• **Input for this task**
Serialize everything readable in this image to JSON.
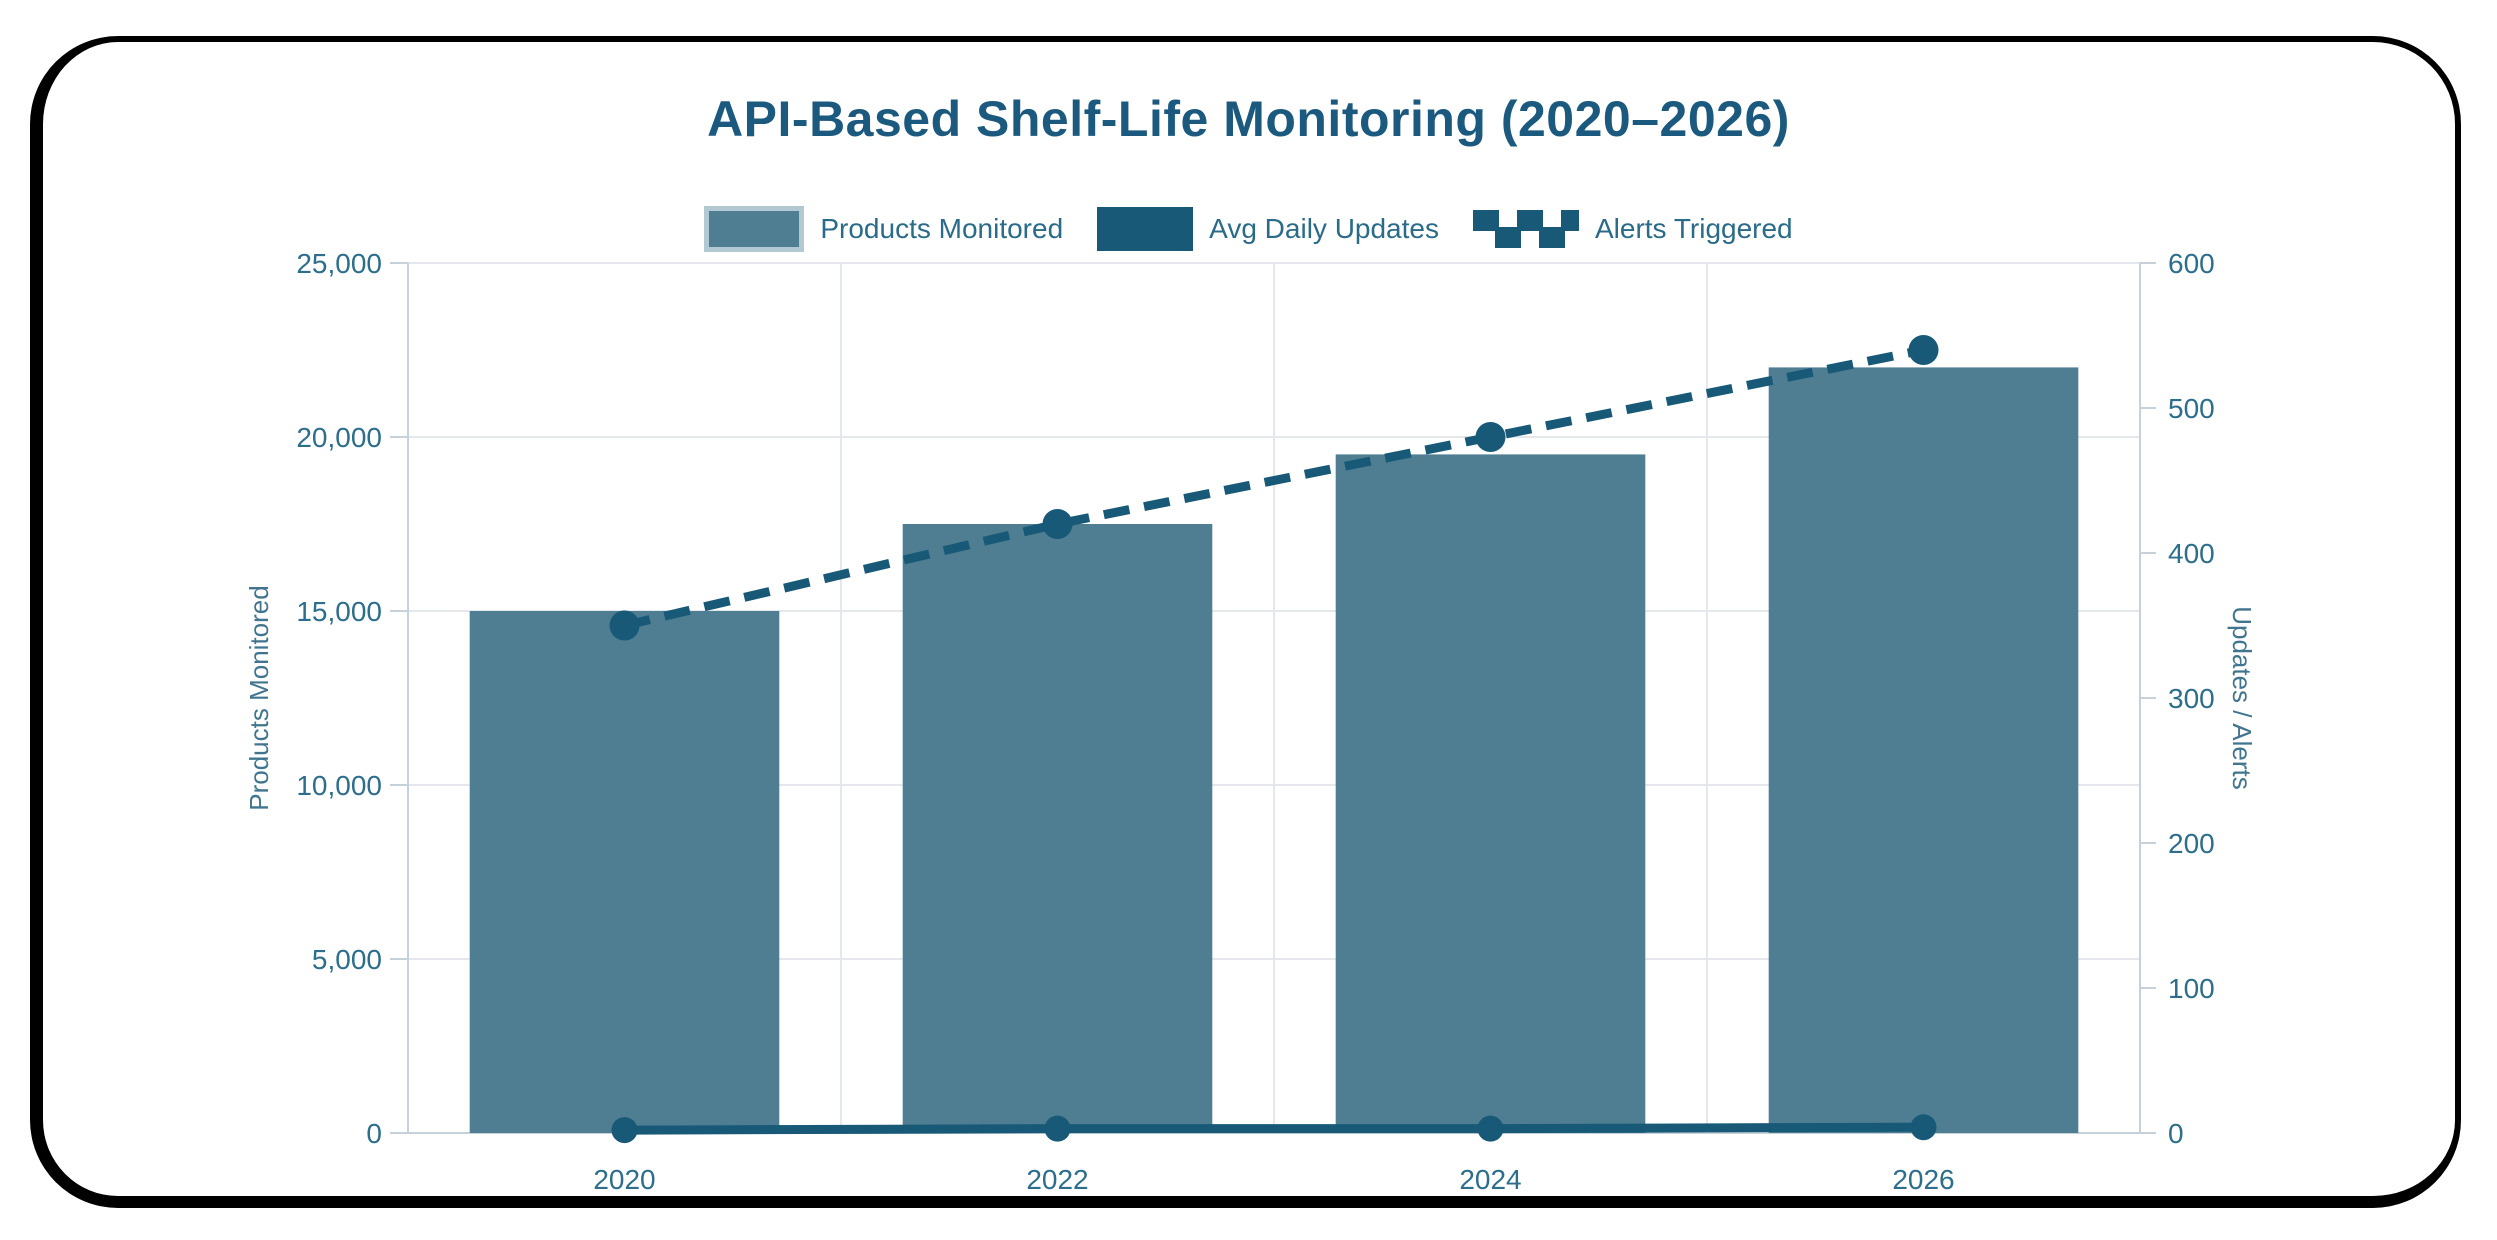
{
  "title": "API-Based Shelf-Life Monitoring (2020–2026)",
  "colors": {
    "background": "#ffffff",
    "frame": "#000000",
    "title_text": "#1b5a7e",
    "bar_fill": "#4f7e92",
    "bar_legend_border": "#b2c8d3",
    "dark_series": "#175977",
    "tick_label": "#2d6e8c",
    "axis_name": "#41758f",
    "gridline": "#e4e8ec",
    "axis_line": "#c6d1d9"
  },
  "legend": {
    "items": [
      {
        "label": "Products Monitored",
        "swatch": "bar-swatch"
      },
      {
        "label": "Avg Daily Updates",
        "swatch": "solid-line-swatch"
      },
      {
        "label": "Alerts Triggered",
        "swatch": "dashed-line-swatch"
      }
    ]
  },
  "chart_data": {
    "type": "bar",
    "title": "API-Based Shelf-Life Monitoring (2020–2026)",
    "categories": [
      "2020",
      "2022",
      "2024",
      "2026"
    ],
    "series": [
      {
        "name": "Products Monitored",
        "type": "bar",
        "axis": "left",
        "values": [
          15000,
          17500,
          19500,
          22000
        ]
      },
      {
        "name": "Avg Daily Updates",
        "type": "line",
        "style": "solid",
        "axis": "right",
        "values": [
          2,
          3,
          3,
          4
        ]
      },
      {
        "name": "Alerts Triggered",
        "type": "line",
        "style": "dashed",
        "axis": "right",
        "values": [
          350,
          420,
          480,
          540
        ]
      }
    ],
    "left_axis": {
      "label": "Products Monitored",
      "min": 0,
      "max": 25000,
      "step": 5000,
      "tick_labels": [
        "0",
        "5,000",
        "10,000",
        "15,000",
        "20,000",
        "25,000"
      ]
    },
    "right_axis": {
      "label": "Updates / Alerts",
      "min": 0,
      "max": 600,
      "step": 100,
      "tick_labels": [
        "0",
        "100",
        "200",
        "300",
        "400",
        "500",
        "600"
      ]
    },
    "x_tick_labels": [
      "2020",
      "2022",
      "2024",
      "2026"
    ],
    "grid": true,
    "legend_position": "top"
  }
}
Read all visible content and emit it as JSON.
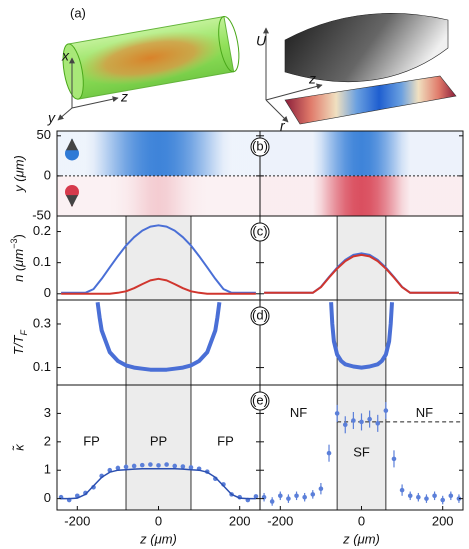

• **What is being asked**
Using the records given above, list every line that includes the word "Daily".

• **Exercise answer**
        "label": "Avg Daily Updates",
        "name": "Avg Daily Updates",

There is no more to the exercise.